TEXT BLOCK:
****************

The Other Dawn* March 31, 2013 at 10:35 pm For me a hug is a sign of love and affection. It’s not a greeting. I hug my dad and my husband. That’s it. Not even my siblings unless I haven’t seen them in a long time. I cringe when I see a hug coming from an acquaintance. It just seems insincere to me.
-X-* April 1, 2013 at 2:23 am “It’s not a greeting” and “It just seems insincere to me.” You’re projecting your feelings onto other people. I don’t like hugs, but know that a lot of huggers genuine like it, and have been around cultures where hugging, or at least more body contact, is more common. It’s fine to cringe if you don’t like getting hugged yourself or you sense that a person receiving a hug doesn’t like it. But cringing because you think it’s fake? You’re wrong, at least some of the time. Probably a lot of the time.
Judy* April 1, 2013 at 10:09 am I was curious about responses based on culture. I work daily with people from Europe, South America and Asia over email and conference calls. I travel internationally at least once a year, and have international visitors several times a year. Between the Italians hugging and talking to you with arm gestures about 6″ away, and the Mexicans and Brazilians hugging on greeting, and the team in Poland who greets everyone daily with a handshake in the morning and afternoon, I’ve seen a lot of different office interactions.

****************

WHAT TO WORK ON: In the comment thread about hugging, how often does Judy say she travels internationally? The rows that follow can be left unread.

****************

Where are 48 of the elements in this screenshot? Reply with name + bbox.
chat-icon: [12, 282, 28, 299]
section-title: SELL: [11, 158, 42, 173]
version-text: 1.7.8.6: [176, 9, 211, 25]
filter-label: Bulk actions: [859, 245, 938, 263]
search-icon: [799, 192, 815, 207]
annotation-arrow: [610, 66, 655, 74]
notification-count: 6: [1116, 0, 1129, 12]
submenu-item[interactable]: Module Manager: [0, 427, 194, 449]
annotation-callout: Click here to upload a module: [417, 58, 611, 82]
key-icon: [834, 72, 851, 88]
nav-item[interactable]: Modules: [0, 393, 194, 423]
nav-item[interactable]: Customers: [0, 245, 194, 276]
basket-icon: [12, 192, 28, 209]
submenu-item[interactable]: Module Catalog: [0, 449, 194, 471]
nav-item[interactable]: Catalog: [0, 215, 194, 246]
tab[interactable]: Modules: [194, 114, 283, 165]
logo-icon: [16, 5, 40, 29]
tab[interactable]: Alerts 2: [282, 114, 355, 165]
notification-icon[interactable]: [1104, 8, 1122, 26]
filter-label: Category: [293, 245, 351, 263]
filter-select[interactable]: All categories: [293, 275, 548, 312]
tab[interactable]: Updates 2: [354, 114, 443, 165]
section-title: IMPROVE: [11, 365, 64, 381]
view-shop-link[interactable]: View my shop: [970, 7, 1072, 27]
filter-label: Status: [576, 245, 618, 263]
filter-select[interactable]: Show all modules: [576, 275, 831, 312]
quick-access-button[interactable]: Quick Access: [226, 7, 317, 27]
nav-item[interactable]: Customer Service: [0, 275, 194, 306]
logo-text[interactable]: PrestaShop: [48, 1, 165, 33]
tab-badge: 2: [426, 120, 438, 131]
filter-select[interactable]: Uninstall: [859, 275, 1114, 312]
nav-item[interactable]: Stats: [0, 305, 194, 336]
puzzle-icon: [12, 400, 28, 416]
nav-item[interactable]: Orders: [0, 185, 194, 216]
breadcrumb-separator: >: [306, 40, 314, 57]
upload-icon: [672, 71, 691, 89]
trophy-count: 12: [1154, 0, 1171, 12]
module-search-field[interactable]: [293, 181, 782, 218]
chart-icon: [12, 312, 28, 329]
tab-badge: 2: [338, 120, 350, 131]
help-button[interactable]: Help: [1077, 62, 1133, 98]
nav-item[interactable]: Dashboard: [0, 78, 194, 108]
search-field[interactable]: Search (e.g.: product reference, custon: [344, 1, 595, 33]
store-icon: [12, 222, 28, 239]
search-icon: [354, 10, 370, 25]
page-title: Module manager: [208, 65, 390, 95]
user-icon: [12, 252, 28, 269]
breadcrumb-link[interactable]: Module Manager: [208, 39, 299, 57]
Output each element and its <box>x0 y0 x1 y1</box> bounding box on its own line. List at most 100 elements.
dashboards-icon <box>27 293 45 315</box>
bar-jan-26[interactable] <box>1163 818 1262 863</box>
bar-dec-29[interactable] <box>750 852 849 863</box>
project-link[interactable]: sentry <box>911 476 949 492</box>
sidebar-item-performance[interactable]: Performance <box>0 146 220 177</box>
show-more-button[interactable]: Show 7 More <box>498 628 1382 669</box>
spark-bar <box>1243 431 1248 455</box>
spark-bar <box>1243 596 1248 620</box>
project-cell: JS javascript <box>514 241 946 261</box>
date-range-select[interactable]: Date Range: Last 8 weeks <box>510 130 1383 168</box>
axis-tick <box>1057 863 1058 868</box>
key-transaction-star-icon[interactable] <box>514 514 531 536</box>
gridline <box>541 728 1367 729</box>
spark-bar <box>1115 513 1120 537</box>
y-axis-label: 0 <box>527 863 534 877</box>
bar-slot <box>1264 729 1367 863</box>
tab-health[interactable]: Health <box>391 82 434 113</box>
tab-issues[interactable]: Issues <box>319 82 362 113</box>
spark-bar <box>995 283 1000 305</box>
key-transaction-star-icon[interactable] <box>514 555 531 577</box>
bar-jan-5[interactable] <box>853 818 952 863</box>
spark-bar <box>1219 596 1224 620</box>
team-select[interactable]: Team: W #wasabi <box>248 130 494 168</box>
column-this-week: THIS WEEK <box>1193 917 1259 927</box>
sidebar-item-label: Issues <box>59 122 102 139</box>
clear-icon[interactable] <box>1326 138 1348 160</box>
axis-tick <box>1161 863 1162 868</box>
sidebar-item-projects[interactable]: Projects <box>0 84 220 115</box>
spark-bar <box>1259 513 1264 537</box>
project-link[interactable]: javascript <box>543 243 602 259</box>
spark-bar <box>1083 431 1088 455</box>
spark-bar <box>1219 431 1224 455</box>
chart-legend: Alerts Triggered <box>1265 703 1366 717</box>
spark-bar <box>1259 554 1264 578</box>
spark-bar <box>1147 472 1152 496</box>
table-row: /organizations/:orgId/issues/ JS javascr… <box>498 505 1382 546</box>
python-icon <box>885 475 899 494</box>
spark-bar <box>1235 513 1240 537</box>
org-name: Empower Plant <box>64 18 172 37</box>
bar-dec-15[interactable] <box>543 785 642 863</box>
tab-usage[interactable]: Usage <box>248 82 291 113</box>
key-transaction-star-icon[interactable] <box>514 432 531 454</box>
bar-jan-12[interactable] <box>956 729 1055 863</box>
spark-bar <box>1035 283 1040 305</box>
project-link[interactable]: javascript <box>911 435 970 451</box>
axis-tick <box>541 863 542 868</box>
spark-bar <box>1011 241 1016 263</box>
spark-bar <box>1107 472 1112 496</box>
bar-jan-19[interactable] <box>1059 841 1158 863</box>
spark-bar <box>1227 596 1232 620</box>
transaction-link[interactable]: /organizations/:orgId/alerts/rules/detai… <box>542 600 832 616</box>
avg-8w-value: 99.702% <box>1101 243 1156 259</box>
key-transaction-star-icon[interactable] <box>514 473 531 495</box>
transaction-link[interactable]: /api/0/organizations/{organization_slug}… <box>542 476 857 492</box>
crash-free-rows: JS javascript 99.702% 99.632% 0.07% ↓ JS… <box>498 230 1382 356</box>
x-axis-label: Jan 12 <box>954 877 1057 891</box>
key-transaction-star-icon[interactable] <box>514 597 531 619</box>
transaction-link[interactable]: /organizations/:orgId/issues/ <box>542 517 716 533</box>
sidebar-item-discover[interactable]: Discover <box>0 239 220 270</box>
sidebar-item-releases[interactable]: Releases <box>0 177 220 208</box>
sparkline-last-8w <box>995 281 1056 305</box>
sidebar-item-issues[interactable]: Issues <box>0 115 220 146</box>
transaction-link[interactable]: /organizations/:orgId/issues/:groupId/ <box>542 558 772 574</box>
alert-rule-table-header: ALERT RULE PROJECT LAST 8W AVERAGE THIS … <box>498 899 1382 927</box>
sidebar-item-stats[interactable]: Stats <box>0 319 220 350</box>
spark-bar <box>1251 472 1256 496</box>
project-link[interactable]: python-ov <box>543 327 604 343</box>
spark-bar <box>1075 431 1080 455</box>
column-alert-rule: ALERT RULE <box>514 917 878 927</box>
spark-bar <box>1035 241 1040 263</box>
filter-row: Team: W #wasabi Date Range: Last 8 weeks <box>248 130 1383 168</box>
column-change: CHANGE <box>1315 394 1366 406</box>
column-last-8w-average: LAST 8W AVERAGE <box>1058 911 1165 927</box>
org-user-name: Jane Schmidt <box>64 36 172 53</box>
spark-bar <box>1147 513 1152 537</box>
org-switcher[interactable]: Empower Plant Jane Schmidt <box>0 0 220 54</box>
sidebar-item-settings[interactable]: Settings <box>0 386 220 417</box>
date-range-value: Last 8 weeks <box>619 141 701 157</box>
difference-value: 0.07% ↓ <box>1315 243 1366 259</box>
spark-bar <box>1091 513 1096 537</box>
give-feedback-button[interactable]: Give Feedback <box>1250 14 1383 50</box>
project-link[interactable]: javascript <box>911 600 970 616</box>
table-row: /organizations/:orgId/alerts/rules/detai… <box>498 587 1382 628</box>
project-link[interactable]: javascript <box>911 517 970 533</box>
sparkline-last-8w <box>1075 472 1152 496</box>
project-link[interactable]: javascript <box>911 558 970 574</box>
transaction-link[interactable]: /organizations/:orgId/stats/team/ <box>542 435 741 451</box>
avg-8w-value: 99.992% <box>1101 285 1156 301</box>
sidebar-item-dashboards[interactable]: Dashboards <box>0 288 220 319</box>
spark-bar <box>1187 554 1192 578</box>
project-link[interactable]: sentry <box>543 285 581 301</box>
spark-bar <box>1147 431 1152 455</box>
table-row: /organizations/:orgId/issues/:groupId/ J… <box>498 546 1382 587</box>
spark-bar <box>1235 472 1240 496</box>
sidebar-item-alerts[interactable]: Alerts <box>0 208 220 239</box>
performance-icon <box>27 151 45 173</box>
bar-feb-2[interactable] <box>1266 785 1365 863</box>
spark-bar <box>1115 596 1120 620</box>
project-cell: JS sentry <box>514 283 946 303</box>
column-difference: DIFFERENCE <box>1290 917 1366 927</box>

****************

TASK SOLUTION: At least once a year.